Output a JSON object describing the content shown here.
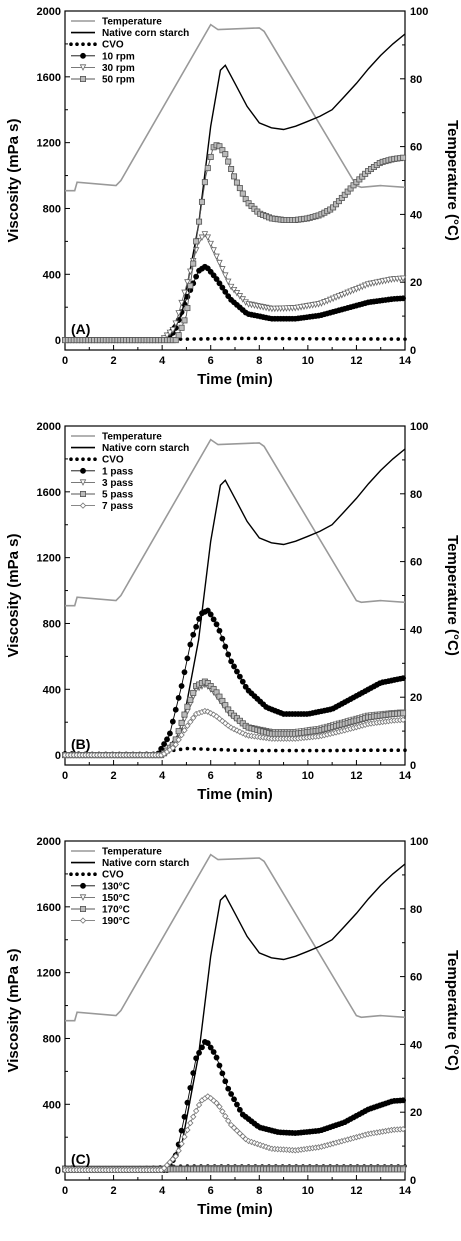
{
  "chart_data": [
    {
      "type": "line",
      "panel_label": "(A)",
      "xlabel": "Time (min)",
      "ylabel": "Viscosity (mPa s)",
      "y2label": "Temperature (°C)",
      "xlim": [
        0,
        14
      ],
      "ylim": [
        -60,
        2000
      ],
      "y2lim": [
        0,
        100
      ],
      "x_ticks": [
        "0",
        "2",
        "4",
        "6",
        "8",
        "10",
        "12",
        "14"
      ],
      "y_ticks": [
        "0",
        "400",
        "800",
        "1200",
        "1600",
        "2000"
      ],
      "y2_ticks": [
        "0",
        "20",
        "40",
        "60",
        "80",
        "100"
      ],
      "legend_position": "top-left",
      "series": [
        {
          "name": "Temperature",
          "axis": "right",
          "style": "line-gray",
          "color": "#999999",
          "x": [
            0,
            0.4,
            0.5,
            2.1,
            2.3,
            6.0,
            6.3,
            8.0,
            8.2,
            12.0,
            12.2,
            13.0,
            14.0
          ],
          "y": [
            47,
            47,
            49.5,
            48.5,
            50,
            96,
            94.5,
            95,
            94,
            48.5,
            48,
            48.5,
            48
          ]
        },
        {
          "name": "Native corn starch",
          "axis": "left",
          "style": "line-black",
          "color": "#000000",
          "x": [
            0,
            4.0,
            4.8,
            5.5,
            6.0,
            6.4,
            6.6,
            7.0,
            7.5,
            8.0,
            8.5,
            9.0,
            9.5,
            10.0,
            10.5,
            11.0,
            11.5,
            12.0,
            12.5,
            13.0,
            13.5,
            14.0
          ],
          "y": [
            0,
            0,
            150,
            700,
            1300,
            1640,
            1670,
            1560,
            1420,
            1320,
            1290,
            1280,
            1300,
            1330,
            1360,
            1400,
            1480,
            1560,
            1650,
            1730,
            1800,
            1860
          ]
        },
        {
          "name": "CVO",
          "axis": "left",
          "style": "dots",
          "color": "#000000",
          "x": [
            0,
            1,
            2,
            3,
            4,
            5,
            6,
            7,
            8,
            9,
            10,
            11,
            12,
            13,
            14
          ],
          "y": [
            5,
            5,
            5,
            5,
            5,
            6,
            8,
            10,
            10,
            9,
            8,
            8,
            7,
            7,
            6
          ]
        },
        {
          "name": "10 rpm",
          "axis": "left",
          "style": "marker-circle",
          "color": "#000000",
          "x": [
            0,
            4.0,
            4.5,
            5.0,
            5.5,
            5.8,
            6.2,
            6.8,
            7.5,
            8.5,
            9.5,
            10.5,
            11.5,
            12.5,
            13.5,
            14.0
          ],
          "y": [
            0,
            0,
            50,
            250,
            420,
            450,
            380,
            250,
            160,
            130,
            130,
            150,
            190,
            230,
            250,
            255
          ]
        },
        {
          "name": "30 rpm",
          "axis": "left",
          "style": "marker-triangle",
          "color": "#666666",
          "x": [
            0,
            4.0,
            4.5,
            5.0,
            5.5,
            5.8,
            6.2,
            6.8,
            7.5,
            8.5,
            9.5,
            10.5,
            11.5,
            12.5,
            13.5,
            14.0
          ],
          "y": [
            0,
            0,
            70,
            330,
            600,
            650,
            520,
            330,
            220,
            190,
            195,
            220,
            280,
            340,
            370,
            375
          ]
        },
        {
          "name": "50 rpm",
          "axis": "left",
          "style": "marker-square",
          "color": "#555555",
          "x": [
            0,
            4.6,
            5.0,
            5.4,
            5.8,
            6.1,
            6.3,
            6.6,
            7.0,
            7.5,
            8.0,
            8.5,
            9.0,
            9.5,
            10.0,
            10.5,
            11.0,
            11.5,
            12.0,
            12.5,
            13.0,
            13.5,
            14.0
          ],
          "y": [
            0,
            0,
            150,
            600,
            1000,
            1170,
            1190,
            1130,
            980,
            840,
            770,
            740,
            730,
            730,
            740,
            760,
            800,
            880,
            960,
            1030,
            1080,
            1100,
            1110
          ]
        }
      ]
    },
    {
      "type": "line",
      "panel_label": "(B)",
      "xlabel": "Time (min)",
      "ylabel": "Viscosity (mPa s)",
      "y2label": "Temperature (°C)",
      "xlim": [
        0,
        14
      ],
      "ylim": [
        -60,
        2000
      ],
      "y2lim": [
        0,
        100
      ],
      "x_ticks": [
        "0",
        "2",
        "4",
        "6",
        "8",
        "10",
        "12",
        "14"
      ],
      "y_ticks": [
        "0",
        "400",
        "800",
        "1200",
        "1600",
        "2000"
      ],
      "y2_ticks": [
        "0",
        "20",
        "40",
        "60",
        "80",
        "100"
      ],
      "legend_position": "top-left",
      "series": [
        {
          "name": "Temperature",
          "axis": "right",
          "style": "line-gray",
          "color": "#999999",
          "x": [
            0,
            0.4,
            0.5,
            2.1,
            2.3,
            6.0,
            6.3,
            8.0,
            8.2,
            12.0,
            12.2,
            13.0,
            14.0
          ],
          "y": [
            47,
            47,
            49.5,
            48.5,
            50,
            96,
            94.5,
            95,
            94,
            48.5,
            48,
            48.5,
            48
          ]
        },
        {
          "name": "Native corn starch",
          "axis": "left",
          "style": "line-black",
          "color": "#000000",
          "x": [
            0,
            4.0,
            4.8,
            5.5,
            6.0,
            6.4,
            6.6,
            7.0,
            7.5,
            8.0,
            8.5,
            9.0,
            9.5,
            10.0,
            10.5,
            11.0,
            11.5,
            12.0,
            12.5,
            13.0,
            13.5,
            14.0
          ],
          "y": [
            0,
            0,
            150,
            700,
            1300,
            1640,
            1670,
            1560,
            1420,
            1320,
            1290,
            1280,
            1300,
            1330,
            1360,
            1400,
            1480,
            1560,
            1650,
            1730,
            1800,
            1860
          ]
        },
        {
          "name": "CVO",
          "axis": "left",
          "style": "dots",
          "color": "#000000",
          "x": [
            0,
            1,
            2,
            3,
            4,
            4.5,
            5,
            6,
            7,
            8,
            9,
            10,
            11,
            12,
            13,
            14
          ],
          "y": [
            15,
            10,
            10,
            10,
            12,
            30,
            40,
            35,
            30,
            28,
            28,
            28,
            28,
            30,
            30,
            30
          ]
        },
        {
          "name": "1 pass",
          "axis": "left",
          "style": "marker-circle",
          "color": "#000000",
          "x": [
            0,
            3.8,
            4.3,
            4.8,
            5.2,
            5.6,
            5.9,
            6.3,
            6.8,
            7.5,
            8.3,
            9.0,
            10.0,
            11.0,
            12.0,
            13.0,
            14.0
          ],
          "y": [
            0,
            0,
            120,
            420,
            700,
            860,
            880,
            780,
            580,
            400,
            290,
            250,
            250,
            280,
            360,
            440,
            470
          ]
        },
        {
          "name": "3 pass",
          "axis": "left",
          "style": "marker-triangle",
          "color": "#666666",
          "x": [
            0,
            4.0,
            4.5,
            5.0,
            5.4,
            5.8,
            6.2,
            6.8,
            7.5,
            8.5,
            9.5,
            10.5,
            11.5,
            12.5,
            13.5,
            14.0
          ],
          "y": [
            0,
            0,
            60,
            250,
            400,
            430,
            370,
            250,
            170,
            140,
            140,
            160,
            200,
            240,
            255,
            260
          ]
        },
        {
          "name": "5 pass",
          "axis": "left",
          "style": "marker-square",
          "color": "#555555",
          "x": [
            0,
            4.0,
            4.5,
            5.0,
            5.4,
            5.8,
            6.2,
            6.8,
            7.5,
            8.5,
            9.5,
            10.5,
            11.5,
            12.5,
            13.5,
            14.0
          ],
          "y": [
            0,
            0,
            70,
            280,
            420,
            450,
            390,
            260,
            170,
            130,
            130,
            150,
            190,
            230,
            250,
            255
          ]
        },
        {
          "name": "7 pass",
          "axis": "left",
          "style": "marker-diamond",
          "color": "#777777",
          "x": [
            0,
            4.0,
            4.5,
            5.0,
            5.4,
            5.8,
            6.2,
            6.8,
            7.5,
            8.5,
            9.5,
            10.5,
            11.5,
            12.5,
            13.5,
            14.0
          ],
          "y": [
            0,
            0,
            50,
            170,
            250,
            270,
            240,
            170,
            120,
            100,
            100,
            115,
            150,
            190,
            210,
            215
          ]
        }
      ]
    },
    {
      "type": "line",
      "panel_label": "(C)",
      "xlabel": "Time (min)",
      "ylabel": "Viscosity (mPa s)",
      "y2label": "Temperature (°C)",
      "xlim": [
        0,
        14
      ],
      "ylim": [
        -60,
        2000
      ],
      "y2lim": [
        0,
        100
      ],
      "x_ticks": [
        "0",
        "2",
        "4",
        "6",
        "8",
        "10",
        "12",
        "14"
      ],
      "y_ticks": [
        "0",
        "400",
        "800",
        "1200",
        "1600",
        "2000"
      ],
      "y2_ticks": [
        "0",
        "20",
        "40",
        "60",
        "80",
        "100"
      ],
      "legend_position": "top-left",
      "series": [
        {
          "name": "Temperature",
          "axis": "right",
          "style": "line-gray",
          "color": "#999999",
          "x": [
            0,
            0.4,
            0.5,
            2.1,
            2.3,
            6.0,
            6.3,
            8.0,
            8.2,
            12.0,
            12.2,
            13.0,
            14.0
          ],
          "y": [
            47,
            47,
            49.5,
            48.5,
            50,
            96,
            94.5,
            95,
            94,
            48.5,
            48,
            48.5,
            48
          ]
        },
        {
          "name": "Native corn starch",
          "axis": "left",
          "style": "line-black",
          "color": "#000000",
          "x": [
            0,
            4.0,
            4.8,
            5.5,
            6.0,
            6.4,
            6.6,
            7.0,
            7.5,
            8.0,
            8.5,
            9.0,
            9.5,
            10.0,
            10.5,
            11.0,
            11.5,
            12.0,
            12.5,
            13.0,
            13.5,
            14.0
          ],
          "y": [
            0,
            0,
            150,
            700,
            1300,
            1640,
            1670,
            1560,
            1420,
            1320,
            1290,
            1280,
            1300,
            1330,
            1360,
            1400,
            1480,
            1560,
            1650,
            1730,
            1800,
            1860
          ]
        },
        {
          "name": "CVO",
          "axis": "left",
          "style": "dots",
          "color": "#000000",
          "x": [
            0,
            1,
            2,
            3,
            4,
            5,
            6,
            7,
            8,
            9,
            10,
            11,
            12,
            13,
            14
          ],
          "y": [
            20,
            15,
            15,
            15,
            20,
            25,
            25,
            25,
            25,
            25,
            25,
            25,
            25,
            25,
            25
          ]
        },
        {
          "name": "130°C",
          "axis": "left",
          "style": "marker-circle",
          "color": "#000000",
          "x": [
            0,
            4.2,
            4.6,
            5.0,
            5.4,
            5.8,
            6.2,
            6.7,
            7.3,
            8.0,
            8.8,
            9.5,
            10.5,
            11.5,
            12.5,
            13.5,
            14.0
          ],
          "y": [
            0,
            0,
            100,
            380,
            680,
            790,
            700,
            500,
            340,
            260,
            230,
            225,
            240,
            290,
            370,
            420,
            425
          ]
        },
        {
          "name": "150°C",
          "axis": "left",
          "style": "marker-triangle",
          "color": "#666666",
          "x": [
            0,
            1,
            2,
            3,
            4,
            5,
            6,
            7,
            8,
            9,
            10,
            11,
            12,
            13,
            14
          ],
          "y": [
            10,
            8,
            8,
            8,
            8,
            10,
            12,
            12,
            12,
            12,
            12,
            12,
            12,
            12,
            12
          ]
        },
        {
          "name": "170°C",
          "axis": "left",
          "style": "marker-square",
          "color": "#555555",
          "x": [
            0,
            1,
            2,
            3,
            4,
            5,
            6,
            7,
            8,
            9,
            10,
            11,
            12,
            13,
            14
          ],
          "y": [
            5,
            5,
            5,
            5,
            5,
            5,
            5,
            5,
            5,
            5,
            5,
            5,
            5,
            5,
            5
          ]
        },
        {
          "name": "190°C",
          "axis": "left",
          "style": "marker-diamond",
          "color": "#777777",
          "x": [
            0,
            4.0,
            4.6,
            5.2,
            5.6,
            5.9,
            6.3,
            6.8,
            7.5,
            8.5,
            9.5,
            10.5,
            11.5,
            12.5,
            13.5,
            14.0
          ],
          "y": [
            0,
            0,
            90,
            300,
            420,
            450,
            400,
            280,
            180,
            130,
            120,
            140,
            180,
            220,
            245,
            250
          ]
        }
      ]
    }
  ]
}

····················

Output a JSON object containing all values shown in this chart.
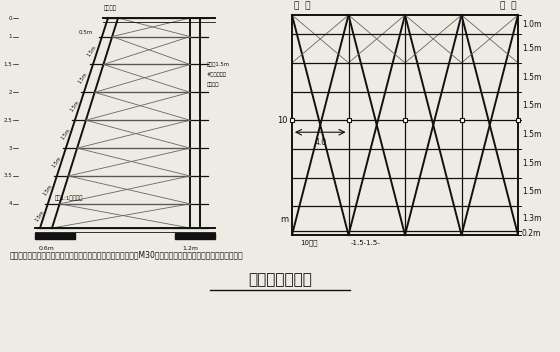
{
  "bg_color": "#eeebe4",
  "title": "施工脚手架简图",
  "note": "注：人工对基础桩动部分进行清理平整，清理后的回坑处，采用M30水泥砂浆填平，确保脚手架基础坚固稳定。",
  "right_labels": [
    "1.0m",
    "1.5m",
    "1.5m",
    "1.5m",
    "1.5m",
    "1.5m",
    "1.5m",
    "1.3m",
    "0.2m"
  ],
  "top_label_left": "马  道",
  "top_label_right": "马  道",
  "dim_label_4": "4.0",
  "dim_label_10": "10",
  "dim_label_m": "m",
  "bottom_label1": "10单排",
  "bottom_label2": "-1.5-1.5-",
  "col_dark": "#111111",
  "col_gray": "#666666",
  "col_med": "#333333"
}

····················

» **What is needed**: Tally the lines of the records holding the word "shown", then state only the tally.

» **The response**: 2